Heinz Patzig

Personal information
- Date of birth: 19 September 1929
- Place of birth: Chemnitz, Germany
- Date of death: 28 March 2013 (aged 83)
- Place of death: Braunschweig, Germany
- Position: Forward

Youth career
- PSV Chemnitz

Senior career*
- Years: Team / Apps / (Gls)
- 1948–1950: BSG Fewa Chemnitz
- 1950–1954: VfB Lübeck / 59 / (17)
- 1954–1961: Eintracht Braunschweig / 191 / (43)

Managerial career
- 1963–1991: Eintracht Braunschweig (assistant)
- 1979: Eintracht Braunschweig (caretaker)
- 1983: Eintracht Braunschweig (caretaker)
- 1985: Eintracht Braunschweig (caretaker)
- 1986: Eintracht Braunschweig (caretaker)

= Heinz Patzig =

German footballer (1929–2013)

Heinz Patzig (19 September 1929 – 28 March 2013) was a German football player and manager.

==Playing career==
Patzig was born in Chemnitz. Early in his career he played for Fewa Chemnitz (a predecessor club of Chemnitzer FC) in East Germany. In 1950 Patzig fled into West Germany and went on to play successfully for Oberliga Nord sides VfB Lübeck and Eintracht Braunschweig, until an injury forced him to retire in 1961.

_DATA LISTING_
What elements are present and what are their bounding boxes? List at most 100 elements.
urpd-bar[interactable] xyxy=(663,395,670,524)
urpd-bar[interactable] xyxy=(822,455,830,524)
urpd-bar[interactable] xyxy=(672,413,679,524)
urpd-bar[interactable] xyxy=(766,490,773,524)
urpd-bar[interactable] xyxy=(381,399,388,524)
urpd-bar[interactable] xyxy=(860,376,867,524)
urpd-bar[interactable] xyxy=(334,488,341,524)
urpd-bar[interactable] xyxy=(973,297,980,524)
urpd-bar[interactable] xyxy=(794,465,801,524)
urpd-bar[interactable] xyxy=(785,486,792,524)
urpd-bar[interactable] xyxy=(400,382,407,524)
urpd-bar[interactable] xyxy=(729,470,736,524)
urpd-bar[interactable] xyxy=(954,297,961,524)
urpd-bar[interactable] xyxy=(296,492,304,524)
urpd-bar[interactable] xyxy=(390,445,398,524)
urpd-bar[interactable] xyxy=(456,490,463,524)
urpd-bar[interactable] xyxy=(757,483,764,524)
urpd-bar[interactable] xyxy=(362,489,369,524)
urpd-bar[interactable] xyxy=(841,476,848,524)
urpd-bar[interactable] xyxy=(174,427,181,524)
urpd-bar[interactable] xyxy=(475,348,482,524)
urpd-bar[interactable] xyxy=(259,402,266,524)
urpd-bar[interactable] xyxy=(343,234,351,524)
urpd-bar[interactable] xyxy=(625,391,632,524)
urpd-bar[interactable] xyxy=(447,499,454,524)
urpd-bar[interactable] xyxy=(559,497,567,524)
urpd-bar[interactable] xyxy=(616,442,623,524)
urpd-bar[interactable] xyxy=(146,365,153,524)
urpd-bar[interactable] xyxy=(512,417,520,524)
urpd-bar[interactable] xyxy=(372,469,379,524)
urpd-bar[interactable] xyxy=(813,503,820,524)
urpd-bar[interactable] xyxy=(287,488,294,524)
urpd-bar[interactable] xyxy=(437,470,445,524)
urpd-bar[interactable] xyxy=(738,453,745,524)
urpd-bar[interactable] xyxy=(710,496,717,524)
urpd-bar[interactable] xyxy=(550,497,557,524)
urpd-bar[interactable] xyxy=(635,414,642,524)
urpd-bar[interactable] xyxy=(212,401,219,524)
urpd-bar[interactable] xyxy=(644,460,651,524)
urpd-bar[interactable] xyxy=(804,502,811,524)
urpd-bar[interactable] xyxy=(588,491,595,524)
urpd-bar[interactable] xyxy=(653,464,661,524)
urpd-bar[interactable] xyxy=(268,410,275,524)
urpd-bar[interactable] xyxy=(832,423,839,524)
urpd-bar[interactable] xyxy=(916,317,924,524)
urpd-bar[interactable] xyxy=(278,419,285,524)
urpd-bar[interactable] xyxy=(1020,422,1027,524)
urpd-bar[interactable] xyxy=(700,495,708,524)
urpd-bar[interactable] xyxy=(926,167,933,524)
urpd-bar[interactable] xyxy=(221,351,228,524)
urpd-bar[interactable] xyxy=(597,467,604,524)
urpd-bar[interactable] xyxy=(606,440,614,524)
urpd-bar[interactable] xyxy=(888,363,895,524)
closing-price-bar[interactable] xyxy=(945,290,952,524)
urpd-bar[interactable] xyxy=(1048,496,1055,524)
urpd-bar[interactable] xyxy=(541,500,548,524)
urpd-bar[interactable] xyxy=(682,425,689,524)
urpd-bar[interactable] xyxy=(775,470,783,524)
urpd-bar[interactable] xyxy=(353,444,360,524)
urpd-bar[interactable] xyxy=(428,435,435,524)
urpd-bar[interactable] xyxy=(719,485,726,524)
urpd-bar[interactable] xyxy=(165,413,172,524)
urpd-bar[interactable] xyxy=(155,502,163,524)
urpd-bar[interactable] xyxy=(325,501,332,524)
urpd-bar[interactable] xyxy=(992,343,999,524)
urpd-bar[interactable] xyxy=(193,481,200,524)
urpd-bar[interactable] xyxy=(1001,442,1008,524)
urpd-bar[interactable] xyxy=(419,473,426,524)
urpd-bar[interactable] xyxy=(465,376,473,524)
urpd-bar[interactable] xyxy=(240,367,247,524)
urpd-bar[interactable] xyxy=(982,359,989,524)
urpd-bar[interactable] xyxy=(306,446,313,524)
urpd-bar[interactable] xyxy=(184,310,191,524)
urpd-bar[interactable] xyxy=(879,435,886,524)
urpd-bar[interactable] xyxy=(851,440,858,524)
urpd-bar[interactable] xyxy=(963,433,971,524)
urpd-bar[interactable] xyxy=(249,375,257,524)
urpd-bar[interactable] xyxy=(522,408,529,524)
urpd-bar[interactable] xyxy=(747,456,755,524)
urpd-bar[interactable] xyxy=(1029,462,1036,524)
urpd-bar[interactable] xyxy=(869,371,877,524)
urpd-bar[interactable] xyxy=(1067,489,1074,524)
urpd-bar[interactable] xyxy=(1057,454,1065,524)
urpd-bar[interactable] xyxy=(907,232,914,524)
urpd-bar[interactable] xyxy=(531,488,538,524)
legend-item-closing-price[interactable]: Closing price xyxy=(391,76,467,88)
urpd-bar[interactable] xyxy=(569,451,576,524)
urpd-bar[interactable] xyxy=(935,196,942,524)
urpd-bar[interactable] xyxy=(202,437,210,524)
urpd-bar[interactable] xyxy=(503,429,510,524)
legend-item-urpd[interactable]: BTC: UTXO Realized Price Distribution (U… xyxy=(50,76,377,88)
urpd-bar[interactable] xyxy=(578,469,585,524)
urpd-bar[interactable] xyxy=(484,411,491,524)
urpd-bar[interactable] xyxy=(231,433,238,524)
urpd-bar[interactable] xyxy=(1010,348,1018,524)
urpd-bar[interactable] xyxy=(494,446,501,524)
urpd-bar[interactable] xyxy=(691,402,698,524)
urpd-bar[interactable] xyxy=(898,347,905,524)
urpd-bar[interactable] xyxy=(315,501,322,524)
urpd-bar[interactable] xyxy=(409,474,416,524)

_REQUIRED ACTION_
Retype the Heinz Patzig text in full, with no changes.

_EXERCISE SOLUTION_
Heinz Patzig

Personal information
- Date of birth: 19 September 1929
- Place of birth: Chemnitz, Germany
- Date of death: 28 March 2013 (aged 83)
- Place of death: Braunschweig, Germany
- Position: Forward

Youth career
- PSV Chemnitz

Senior career*
- Years: Team / Apps / (Gls)
- 1948–1950: BSG Fewa Chemnitz
- 1950–1954: VfB Lübeck / 59 / (17)
- 1954–1961: Eintracht Braunschweig / 191 / (43)

Managerial career
- 1963–1991: Eintracht Braunschweig (assistant)
- 1979: Eintracht Braunschweig (caretaker)
- 1983: Eintracht Braunschweig (caretaker)
- 1985: Eintracht Braunschweig (caretaker)
- 1986: Eintracht Braunschweig (caretaker)

= Heinz Patzig =

German footballer (1929–2013)

Heinz Patzig (19 September 1929 – 28 March 2013) was a German football player and manager.

==Playing career==
Patzig was born in Chemnitz. Early in his career he played for Fewa Chemnitz (a predecessor club of Chemnitzer FC) in East Germany. In 1950 Patzig fled into West Germany and went on to play successfully for Oberliga Nord sides VfB Lübeck and Eintracht Braunschweig, until an injury forced him to retire in 1961.